Make a tally of the lines in the records that include the string "ylabel", and give only that number.

[Records from a collection]
━━━━━━━━
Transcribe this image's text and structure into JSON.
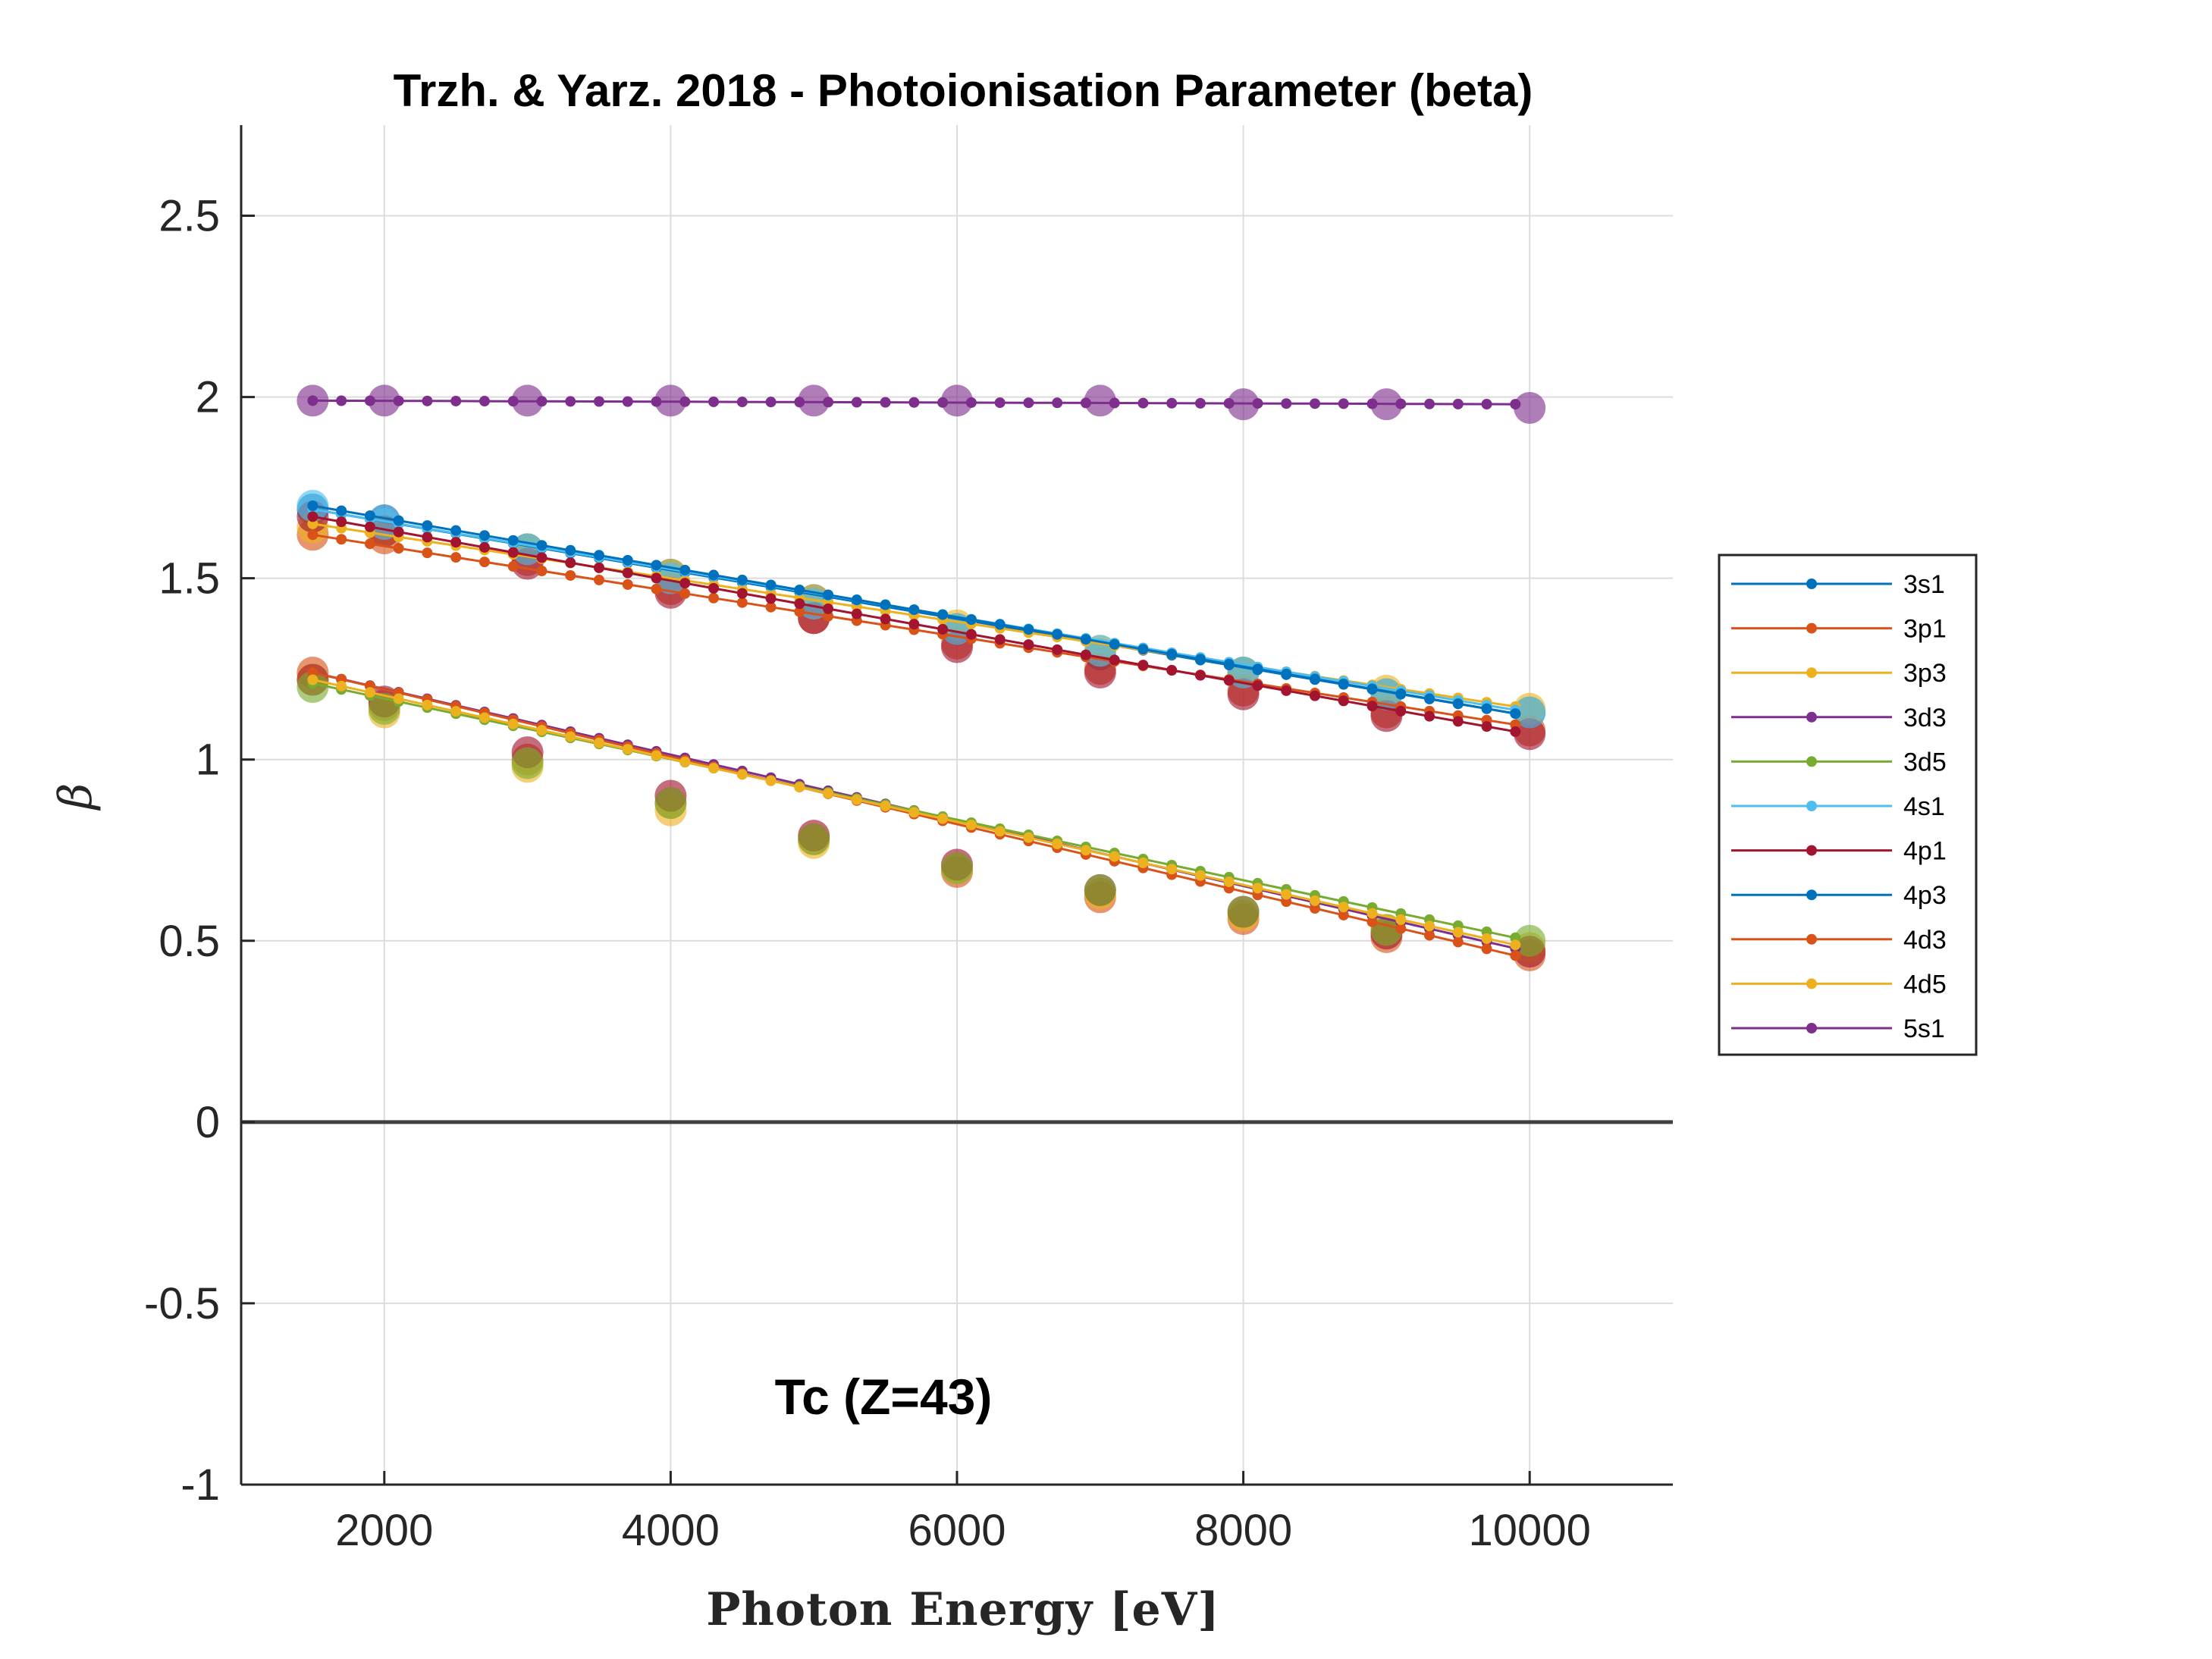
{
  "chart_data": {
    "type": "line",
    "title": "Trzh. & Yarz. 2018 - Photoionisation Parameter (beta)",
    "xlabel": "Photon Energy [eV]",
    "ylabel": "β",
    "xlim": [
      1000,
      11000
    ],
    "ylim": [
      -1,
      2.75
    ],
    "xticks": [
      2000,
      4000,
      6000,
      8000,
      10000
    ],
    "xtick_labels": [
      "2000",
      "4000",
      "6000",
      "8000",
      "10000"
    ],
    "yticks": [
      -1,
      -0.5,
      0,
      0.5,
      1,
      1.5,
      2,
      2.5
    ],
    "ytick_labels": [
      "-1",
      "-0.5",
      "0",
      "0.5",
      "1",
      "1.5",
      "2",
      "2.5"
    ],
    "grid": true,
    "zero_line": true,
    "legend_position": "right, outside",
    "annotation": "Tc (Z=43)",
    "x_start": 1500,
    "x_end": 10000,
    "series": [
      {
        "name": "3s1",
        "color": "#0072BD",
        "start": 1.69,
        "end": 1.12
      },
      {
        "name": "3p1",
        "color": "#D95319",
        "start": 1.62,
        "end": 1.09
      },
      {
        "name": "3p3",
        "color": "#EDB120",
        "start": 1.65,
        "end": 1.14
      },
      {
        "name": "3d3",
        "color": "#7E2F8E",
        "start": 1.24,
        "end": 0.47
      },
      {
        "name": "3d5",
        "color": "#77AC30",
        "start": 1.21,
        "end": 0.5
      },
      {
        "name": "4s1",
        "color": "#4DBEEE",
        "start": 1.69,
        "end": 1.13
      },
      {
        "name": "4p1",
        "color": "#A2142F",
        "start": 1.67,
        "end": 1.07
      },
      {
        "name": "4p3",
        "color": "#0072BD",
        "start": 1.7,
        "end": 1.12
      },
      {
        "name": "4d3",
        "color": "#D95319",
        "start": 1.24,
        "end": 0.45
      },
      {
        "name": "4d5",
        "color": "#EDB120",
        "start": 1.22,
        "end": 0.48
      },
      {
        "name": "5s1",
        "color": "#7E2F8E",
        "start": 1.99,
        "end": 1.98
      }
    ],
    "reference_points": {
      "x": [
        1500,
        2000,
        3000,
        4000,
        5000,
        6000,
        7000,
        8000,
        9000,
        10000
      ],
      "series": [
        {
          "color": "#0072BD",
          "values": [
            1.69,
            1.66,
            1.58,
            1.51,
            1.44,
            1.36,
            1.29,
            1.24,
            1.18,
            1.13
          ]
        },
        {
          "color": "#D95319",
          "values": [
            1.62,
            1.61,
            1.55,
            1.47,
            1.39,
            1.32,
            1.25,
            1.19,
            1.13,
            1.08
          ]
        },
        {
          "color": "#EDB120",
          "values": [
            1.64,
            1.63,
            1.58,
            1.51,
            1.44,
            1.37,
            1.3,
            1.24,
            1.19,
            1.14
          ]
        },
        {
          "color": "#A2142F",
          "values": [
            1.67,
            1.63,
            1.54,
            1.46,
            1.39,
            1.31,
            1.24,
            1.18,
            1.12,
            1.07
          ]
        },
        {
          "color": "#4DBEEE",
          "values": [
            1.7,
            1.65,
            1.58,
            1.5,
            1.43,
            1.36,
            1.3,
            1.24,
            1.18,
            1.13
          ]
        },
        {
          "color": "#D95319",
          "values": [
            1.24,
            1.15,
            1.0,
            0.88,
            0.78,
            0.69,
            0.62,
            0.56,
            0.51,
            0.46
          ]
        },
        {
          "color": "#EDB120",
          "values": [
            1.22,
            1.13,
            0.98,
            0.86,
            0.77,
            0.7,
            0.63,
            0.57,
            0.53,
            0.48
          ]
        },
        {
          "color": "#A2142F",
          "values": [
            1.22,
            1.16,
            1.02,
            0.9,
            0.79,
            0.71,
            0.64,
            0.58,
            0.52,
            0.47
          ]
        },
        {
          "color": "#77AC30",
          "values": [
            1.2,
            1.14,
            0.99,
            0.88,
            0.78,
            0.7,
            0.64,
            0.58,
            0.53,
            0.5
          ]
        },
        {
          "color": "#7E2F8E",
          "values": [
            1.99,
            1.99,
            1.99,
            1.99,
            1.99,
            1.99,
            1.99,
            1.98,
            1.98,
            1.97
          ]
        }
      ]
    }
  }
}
━━━━━━━━
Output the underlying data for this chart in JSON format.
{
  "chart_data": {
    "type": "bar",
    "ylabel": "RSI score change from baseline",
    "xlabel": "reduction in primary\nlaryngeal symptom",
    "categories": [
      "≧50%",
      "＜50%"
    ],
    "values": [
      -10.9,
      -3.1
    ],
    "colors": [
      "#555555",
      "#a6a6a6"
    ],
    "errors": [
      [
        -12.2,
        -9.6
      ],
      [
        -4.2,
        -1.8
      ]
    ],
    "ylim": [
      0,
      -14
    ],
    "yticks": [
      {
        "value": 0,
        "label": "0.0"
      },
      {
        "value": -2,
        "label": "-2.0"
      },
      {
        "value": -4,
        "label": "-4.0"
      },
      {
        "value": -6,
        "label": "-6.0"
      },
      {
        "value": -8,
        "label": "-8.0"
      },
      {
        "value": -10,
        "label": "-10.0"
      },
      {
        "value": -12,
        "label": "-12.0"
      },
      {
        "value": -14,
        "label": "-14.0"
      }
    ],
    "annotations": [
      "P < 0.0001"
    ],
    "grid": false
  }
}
━━━━━━━━
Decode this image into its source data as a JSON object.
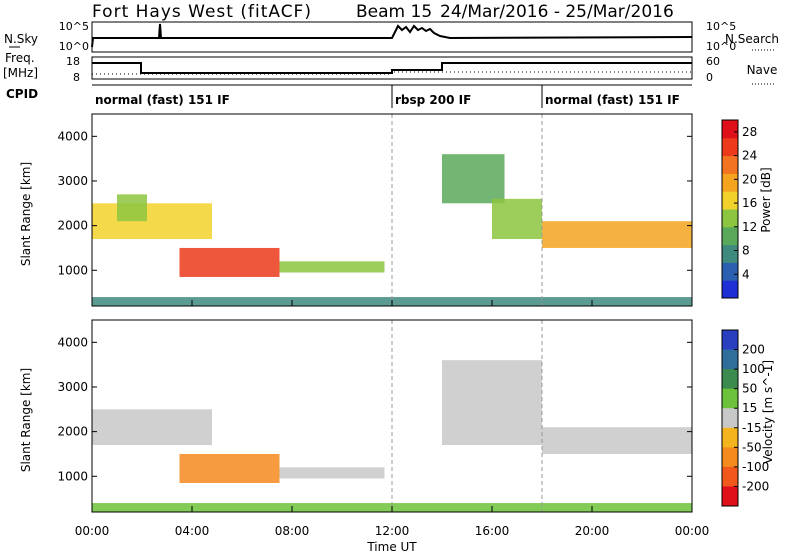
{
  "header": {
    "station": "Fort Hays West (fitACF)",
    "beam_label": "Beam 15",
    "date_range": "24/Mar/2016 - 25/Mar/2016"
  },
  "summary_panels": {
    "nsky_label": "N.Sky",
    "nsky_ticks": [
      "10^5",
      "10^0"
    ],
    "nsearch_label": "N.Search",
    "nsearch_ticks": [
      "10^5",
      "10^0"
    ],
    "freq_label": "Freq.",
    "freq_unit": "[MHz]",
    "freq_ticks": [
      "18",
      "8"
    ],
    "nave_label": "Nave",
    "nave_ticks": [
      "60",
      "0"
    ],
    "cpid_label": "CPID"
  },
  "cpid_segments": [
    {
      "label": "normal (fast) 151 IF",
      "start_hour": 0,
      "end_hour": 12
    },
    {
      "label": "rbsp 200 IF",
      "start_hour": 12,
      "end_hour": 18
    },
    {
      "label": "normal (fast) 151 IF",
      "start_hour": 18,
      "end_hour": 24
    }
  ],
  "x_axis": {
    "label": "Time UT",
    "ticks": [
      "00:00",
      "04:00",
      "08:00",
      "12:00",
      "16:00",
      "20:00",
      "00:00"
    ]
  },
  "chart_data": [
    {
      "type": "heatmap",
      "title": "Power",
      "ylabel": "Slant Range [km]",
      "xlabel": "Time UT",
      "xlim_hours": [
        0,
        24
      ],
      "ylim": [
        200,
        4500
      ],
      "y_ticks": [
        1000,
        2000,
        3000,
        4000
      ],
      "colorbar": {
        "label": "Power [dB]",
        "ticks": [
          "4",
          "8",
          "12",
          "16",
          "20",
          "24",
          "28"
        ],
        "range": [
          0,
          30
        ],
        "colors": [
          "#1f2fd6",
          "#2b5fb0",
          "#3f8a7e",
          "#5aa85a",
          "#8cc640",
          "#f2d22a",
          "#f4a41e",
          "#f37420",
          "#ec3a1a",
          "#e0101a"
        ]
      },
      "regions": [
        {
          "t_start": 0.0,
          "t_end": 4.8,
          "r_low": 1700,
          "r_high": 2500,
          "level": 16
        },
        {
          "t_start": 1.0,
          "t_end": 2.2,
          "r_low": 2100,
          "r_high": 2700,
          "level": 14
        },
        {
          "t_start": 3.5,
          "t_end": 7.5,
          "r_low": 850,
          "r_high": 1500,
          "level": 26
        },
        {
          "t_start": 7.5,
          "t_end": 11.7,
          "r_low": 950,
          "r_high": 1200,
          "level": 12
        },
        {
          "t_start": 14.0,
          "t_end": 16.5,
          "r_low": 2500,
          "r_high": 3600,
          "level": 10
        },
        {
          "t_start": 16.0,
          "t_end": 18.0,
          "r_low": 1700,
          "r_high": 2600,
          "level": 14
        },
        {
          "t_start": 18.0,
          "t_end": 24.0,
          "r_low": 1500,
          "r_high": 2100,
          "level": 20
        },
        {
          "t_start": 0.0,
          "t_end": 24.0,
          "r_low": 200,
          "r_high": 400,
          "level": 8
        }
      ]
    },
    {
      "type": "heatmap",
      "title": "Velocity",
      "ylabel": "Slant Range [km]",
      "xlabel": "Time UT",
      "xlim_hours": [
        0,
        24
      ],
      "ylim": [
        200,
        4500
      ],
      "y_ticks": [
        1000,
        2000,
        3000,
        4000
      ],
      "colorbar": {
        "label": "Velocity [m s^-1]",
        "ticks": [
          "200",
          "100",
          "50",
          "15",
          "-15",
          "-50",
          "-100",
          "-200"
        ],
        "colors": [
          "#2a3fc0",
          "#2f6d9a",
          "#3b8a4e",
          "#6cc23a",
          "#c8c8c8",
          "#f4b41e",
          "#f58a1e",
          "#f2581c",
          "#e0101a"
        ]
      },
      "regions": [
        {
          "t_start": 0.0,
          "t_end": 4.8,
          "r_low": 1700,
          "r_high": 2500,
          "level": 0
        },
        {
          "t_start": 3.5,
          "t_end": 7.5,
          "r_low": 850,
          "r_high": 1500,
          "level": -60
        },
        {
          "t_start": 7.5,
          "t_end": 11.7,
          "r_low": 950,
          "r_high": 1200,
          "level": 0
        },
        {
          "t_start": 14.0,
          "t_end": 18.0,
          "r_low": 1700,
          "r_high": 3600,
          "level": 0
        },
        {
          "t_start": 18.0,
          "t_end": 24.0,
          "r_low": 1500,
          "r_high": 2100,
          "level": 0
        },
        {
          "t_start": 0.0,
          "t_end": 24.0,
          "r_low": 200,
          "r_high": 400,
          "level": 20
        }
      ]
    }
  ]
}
━━━━━━━━
> _Answer to the task_
4